Short problem. Pick up the reflection on Luke 14:10 after its final sentence and keep writing it in the same voice.

----- Extracted text -----

Observance: Thomas Cranmer, archbishop of Canterbury, martyr and liturgist (d. 1556)


Friend, Move Up Higher (Luke 14:10)


Since we touched on biblical gender roles yesterday, perhaps we could lean into them a bit more today. We are reading through St Luke’s gospel verse by verse, so there is a bit of context that allows us this liberty. However, Jesus is not giving us explicit doctrine like, say, St Paul does. Rather, we have here some general rules that can help us.


We know that we have been given license, as Christians, to lean into whatever makes us men or women; God is the fullness of that which makes us his image, after all. But lest we get carried away with the darker urges that fight inside us, let us take to heart what Jesus is saying today.


Jesus likes a good feast; this much we know. And so he puts our relationship with God and one another in the context of a grand feast. This is what it means to be in the kingdom of God, and for it to be near: we celebrate in the wedding feast of the Lamb, to whom we are wedded by faith by virtue of the blood with which he bought us. And, when we each pass through the veil of death, we will be brought to the fullness of this feast.


So, both now and then, we are to humble ourselves. Take the lower seat; fellowship with the poor, the crippled, the lame, the blind. Do not accrue glory on our own terms, but receive it from others.

----- Data segment -----

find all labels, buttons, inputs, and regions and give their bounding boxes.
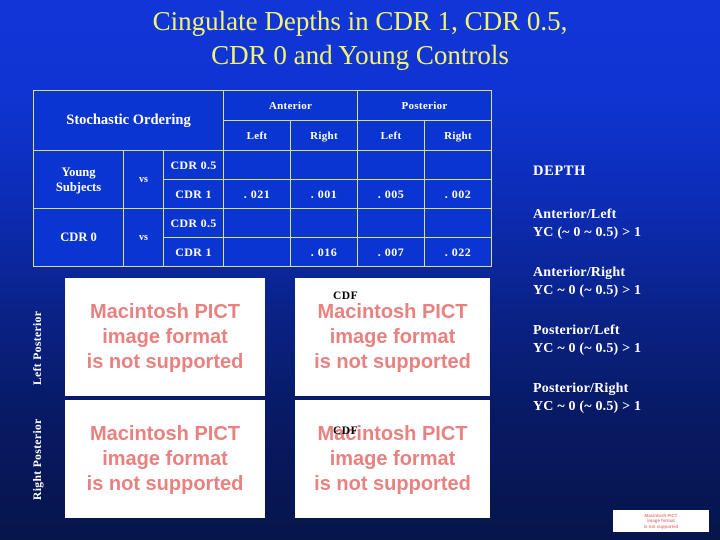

-----

Result of this task.
It is a good principle for the Christian and unbeliever alike; we all get a warm fuzzy feeling when others see something good in us. But when Jesus says it, we know that it is a principle that runs all the way up to the highest heaven. Jesus himself, though he was rich, for our sakes became poor. Though he is God, he veiled his divinity and put on human flesh, humbling himself. And, being humbled, gave himself for us, even dying, so that whosoever believes in him may not perish, but, upon appearing at the judgement seat of God, hear those blessed words “friend, move up higher”.


Man may be as masculine as they like; but be humble, and receive praise from others. Women may be as feminine as they like; but be humble, and receive praise from others. Go into the great feast of life, both in this world and the next. Be just as happy as a fellow guest of city leaders as you are with the poor, the crippled, the lame and the blind; for those who humble themselves will be exalted, and Christ is exalted above all, and we are his.


Where do you indulge in excess? Where might your pride in that indulgence come from? How might Christ’s humility inspire you in your own humility?


Host of the heavenly banquet, God Almighty: give us a sense of humility in the pattern of our Lord Jesus, so that we may sit ourselves in the lowest seat, and only be raised by you alone, whose glory alone we seek.